Short task
Could you output each line of the data that follows exactly?

Records excerpted from a collection

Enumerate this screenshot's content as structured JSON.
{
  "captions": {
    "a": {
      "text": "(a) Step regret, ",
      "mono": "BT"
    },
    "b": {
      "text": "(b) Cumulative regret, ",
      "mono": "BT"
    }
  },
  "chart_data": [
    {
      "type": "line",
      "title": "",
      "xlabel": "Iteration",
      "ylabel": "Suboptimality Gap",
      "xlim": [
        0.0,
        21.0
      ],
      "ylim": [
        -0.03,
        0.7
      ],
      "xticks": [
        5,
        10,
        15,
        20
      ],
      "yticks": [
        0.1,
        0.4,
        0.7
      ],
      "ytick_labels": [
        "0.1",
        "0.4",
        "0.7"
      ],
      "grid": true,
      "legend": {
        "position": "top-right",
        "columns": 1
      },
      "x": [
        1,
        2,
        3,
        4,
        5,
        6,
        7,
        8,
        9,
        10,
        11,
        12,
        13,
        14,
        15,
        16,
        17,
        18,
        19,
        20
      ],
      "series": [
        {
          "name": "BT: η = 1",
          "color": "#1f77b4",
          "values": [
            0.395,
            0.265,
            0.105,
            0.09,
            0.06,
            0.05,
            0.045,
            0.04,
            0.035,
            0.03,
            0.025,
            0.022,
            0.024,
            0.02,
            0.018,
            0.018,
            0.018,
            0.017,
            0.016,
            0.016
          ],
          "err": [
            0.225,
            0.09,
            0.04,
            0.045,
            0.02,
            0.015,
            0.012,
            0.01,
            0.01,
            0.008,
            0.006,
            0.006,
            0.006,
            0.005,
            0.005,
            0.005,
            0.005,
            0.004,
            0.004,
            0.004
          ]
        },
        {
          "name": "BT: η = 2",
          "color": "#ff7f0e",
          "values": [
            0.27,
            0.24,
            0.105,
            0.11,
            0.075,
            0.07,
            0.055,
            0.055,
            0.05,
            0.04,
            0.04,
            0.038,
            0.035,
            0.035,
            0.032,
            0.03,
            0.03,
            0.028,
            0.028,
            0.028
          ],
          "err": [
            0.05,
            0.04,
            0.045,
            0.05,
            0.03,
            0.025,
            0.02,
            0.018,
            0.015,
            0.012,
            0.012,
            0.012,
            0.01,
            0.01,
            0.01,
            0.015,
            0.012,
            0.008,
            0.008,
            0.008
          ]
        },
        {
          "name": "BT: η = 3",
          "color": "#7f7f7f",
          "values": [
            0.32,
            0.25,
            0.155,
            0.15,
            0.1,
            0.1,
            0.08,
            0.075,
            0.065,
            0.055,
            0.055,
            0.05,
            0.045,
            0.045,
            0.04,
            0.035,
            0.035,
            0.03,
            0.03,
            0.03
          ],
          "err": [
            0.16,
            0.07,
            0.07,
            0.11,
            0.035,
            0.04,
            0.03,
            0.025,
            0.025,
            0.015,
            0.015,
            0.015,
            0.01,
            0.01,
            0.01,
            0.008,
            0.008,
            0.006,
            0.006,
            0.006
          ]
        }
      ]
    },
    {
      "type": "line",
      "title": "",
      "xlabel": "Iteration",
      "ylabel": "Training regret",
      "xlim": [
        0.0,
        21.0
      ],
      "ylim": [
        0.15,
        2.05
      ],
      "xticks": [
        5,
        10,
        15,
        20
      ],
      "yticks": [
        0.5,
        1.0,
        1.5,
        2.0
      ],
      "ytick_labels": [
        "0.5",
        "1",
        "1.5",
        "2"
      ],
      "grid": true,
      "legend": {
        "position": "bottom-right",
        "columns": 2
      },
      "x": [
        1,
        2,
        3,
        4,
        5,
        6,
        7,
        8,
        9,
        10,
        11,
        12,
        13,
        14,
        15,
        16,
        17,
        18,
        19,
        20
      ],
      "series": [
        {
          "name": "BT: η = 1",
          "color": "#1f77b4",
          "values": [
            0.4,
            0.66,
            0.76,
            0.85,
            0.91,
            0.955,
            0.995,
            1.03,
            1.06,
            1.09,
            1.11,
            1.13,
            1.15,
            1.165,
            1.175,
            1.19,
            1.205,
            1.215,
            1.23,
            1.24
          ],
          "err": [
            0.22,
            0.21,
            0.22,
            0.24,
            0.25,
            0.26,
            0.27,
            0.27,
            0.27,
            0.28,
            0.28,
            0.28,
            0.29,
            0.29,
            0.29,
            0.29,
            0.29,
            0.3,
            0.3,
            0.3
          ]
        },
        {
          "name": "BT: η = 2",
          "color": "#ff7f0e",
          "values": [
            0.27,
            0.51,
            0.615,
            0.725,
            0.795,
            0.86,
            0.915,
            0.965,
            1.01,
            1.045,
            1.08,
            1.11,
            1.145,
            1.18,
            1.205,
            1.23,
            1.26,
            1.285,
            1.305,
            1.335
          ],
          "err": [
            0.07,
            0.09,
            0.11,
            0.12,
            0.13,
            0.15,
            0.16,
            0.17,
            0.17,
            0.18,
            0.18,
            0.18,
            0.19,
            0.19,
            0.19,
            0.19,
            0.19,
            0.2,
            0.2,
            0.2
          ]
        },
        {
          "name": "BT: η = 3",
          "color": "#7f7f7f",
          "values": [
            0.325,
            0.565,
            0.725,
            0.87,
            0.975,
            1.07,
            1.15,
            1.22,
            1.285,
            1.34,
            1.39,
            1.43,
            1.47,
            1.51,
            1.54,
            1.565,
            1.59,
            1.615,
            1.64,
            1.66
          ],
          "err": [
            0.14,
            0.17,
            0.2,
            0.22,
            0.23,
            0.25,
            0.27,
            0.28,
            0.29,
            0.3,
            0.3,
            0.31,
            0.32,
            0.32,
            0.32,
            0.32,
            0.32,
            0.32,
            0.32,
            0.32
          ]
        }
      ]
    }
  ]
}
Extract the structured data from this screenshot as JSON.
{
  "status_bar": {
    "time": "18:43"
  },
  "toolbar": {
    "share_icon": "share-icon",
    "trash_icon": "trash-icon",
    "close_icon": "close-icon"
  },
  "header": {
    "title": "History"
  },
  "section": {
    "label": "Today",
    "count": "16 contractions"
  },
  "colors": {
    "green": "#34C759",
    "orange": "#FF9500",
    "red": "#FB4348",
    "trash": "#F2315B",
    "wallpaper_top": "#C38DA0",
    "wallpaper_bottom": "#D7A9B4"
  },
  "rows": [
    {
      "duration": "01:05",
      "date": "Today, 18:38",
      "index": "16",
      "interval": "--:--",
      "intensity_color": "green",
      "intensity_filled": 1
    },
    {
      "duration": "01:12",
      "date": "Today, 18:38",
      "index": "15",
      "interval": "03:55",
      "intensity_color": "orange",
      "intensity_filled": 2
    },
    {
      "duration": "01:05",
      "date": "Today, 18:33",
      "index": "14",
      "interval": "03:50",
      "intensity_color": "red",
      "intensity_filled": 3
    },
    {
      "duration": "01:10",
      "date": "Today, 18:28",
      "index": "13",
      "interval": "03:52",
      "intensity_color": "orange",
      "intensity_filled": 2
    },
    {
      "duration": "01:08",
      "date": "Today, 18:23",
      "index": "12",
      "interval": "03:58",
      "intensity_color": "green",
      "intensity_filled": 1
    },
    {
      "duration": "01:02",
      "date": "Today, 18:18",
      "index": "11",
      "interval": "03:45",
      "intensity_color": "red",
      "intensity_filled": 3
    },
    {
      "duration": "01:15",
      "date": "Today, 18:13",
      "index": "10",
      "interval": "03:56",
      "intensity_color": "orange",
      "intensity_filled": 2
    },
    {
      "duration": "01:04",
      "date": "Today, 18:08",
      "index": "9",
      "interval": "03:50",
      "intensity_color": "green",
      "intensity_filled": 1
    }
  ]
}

Task response
Enumerate this screenshot's content as structured JSON.
{
  "captions": {
    "a": {
      "text": "(a) Step regret, ",
      "mono": "BT"
    },
    "b": {
      "text": "(b) Cumulative regret, ",
      "mono": "BT"
    }
  },
  "chart_data": [
    {
      "type": "line",
      "title": "",
      "xlabel": "Iteration",
      "ylabel": "Suboptimality Gap",
      "xlim": [
        0.0,
        21.0
      ],
      "ylim": [
        -0.03,
        0.7
      ],
      "xticks": [
        5,
        10,
        15,
        20
      ],
      "yticks": [
        0.1,
        0.4,
        0.7
      ],
      "ytick_labels": [
        "0.1",
        "0.4",
        "0.7"
      ],
      "grid": true,
      "legend": {
        "position": "top-right",
        "columns": 1
      },
      "x": [
        1,
        2,
        3,
        4,
        5,
        6,
        7,
        8,
        9,
        10,
        11,
        12,
        13,
        14,
        15,
        16,
        17,
        18,
        19,
        20
      ],
      "series": [
        {
          "name": "BT: η = 1",
          "color": "#1f77b4",
          "values": [
            0.395,
            0.265,
            0.105,
            0.09,
            0.06,
            0.05,
            0.045,
            0.04,
            0.035,
            0.03,
            0.025,
            0.022,
            0.024,
            0.02,
            0.018,
            0.018,
            0.018,
            0.017,
            0.016,
            0.016
          ],
          "err": [
            0.225,
            0.09,
            0.04,
            0.045,
            0.02,
            0.015,
            0.012,
            0.01,
            0.01,
            0.008,
            0.006,
            0.006,
            0.006,
            0.005,
            0.005,
            0.005,
            0.005,
            0.004,
            0.004,
            0.004
          ]
        },
        {
          "name": "BT: η = 2",
          "color": "#ff7f0e",
          "values": [
            0.27,
            0.24,
            0.105,
            0.11,
            0.075,
            0.07,
            0.055,
            0.055,
            0.05,
            0.04,
            0.04,
            0.038,
            0.035,
            0.035,
            0.032,
            0.03,
            0.03,
            0.028,
            0.028,
            0.028
          ],
          "err": [
            0.05,
            0.04,
            0.045,
            0.05,
            0.03,
            0.025,
            0.02,
            0.018,
            0.015,
            0.012,
            0.012,
            0.012,
            0.01,
            0.01,
            0.01,
            0.015,
            0.012,
            0.008,
            0.008,
            0.008
          ]
        },
        {
          "name": "BT: η = 3",
          "color": "#7f7f7f",
          "values": [
            0.32,
            0.25,
            0.155,
            0.15,
            0.1,
            0.1,
            0.08,
            0.075,
            0.065,
            0.055,
            0.055,
            0.05,
            0.045,
            0.045,
            0.04,
            0.035,
            0.035,
            0.03,
            0.03,
            0.03
          ],
          "err": [
            0.16,
            0.07,
            0.07,
            0.11,
            0.035,
            0.04,
            0.03,
            0.025,
            0.025,
            0.015,
            0.015,
            0.015,
            0.01,
            0.01,
            0.01,
            0.008,
            0.008,
            0.006,
            0.006,
            0.006
          ]
        }
      ]
    },
    {
      "type": "line",
      "title": "",
      "xlabel": "Iteration",
      "ylabel": "Training regret",
      "xlim": [
        0.0,
        21.0
      ],
      "ylim": [
        0.15,
        2.05
      ],
      "xticks": [
        5,
        10,
        15,
        20
      ],
      "yticks": [
        0.5,
        1.0,
        1.5,
        2.0
      ],
      "ytick_labels": [
        "0.5",
        "1",
        "1.5",
        "2"
      ],
      "grid": true,
      "legend": {
        "position": "bottom-right",
        "columns": 2
      },
      "x": [
        1,
        2,
        3,
        4,
        5,
        6,
        7,
        8,
        9,
        10,
        11,
        12,
        13,
        14,
        15,
        16,
        17,
        18,
        19,
        20
      ],
      "series": [
        {
          "name": "BT: η = 1",
          "color": "#1f77b4",
          "values": [
            0.4,
            0.66,
            0.76,
            0.85,
            0.91,
            0.955,
            0.995,
            1.03,
            1.06,
            1.09,
            1.11,
            1.13,
            1.15,
            1.165,
            1.175,
            1.19,
            1.205,
            1.215,
            1.23,
            1.24
          ],
          "err": [
            0.22,
            0.21,
            0.22,
            0.24,
            0.25,
            0.26,
            0.27,
            0.27,
            0.27,
            0.28,
            0.28,
            0.28,
            0.29,
            0.29,
            0.29,
            0.29,
            0.29,
            0.3,
            0.3,
            0.3
          ]
        },
        {
          "name": "BT: η = 2",
          "color": "#ff7f0e",
          "values": [
            0.27,
            0.51,
            0.615,
            0.725,
            0.795,
            0.86,
            0.915,
            0.965,
            1.01,
            1.045,
            1.08,
            1.11,
            1.145,
            1.18,
            1.205,
            1.23,
            1.26,
            1.285,
            1.305,
            1.335
          ],
          "err": [
            0.07,
            0.09,
            0.11,
            0.12,
            0.13,
            0.15,
            0.16,
            0.17,
            0.17,
            0.18,
            0.18,
            0.18,
            0.19,
            0.19,
            0.19,
            0.19,
            0.19,
            0.2,
            0.2,
            0.2
          ]
        },
        {
          "name": "BT: η = 3",
          "color": "#7f7f7f",
          "values": [
            0.325,
            0.565,
            0.725,
            0.87,
            0.975,
            1.07,
            1.15,
            1.22,
            1.285,
            1.34,
            1.39,
            1.43,
            1.47,
            1.51,
            1.54,
            1.565,
            1.59,
            1.615,
            1.64,
            1.66
          ],
          "err": [
            0.14,
            0.17,
            0.2,
            0.22,
            0.23,
            0.25,
            0.27,
            0.28,
            0.29,
            0.3,
            0.3,
            0.31,
            0.32,
            0.32,
            0.32,
            0.32,
            0.32,
            0.32,
            0.32,
            0.32
          ]
        }
      ]
    }
  ]
}
Extract the structured data from this screenshot as JSON.
{
  "status_bar": {
    "time": "18:43"
  },
  "toolbar": {
    "share_icon": "share-icon",
    "trash_icon": "trash-icon",
    "close_icon": "close-icon"
  },
  "header": {
    "title": "History"
  },
  "section": {
    "label": "Today",
    "count": "16 contractions"
  },
  "colors": {
    "green": "#34C759",
    "orange": "#FF9500",
    "red": "#FB4348",
    "trash": "#F2315B",
    "wallpaper_top": "#C38DA0",
    "wallpaper_bottom": "#D7A9B4"
  },
  "rows": [
    {
      "duration": "01:05",
      "date": "Today, 18:38",
      "index": "16",
      "interval": "--:--",
      "intensity_color": "green",
      "intensity_filled": 1
    },
    {
      "duration": "01:12",
      "date": "Today, 18:38",
      "index": "15",
      "interval": "03:55",
      "intensity_color": "orange",
      "intensity_filled": 2
    },
    {
      "duration": "01:05",
      "date": "Today, 18:33",
      "index": "14",
      "interval": "03:50",
      "intensity_color": "red",
      "intensity_filled": 3
    },
    {
      "duration": "01:10",
      "date": "Today, 18:28",
      "index": "13",
      "interval": "03:52",
      "intensity_color": "orange",
      "intensity_filled": 2
    },
    {
      "duration": "01:08",
      "date": "Today, 18:23",
      "index": "12",
      "interval": "03:58",
      "intensity_color": "green",
      "intensity_filled": 1
    },
    {
      "duration": "01:02",
      "date": "Today, 18:18",
      "index": "11",
      "interval": "03:45",
      "intensity_color": "red",
      "intensity_filled": 3
    },
    {
      "duration": "01:15",
      "date": "Today, 18:13",
      "index": "10",
      "interval": "03:56",
      "intensity_color": "orange",
      "intensity_filled": 2
    },
    {
      "duration": "01:04",
      "date": "Today, 18:08",
      "index": "9",
      "interval": "03:50",
      "intensity_color": "green",
      "intensity_filled": 1
    }
  ]
}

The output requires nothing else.